Check every line below for the word "page" and copy the ones that have it.

BEGIN Given records

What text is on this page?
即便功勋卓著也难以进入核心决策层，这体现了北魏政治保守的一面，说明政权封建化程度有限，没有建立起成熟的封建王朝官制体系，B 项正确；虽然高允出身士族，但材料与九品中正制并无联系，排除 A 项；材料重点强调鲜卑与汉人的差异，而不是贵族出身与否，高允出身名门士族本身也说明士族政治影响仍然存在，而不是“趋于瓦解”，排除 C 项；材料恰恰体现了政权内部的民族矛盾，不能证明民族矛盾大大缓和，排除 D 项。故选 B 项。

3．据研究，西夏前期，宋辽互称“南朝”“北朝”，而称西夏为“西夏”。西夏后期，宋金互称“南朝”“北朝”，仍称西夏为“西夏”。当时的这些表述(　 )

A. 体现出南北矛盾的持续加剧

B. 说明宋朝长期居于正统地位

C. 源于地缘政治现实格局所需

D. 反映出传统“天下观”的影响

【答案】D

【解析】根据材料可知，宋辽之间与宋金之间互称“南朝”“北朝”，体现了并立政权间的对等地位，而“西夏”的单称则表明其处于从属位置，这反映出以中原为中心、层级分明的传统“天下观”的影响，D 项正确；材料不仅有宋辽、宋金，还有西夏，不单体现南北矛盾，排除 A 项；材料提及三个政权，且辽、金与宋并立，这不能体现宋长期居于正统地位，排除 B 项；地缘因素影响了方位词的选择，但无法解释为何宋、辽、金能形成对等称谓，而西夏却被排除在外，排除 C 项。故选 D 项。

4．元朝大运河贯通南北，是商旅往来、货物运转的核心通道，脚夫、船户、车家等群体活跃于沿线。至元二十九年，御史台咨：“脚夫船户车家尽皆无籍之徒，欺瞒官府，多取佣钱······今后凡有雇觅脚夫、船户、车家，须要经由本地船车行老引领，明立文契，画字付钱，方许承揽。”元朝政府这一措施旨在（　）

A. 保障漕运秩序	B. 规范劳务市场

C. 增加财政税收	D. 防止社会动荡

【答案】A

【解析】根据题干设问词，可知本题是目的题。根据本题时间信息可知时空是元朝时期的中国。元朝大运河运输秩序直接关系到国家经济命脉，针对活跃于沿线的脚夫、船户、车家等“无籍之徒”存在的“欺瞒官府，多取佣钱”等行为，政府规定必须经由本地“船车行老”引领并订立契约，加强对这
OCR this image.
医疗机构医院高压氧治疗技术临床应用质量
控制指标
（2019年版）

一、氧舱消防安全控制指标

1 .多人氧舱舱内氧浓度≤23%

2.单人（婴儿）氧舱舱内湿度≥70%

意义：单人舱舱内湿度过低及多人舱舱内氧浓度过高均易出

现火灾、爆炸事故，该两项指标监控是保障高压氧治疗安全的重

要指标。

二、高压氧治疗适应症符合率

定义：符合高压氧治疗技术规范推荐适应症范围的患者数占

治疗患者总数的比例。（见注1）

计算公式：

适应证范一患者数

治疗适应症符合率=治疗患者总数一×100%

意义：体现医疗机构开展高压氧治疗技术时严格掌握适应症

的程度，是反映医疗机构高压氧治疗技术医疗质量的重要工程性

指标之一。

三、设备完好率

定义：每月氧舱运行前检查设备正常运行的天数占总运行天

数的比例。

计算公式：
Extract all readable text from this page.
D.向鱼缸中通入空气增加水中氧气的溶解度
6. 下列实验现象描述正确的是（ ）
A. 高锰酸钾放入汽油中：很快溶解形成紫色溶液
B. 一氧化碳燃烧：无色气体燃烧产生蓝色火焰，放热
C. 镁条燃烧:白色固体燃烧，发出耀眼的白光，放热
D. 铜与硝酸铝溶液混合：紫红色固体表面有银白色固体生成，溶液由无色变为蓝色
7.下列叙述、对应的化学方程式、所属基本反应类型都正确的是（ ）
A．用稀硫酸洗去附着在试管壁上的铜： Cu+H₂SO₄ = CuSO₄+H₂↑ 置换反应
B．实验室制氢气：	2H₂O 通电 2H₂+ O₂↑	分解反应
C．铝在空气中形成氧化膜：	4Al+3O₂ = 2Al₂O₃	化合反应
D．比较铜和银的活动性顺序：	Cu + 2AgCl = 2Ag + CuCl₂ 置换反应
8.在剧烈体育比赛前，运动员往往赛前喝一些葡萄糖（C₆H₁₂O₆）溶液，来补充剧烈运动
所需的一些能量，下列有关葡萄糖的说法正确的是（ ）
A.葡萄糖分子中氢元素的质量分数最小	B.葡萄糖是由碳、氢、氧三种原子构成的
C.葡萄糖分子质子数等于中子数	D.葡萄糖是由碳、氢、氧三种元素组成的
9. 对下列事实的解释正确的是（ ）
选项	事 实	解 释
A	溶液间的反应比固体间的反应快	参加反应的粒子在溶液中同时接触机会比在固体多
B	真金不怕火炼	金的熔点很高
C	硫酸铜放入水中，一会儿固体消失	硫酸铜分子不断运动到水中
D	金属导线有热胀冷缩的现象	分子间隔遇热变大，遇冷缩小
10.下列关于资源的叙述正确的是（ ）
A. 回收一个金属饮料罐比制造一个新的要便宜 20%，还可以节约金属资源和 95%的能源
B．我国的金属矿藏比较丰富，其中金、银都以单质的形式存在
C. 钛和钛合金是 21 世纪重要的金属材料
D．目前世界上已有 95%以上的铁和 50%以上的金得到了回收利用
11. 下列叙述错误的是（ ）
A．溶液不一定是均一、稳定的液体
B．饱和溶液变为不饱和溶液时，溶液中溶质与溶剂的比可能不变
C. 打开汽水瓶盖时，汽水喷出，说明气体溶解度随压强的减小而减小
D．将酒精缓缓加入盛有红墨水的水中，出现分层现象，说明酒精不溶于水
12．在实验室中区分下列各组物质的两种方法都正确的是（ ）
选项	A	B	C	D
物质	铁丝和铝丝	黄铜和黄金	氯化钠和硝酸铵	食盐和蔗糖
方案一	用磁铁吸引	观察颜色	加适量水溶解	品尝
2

END Given records

Finished answer ▸
What text is on this page?
Extract all readable text from this page.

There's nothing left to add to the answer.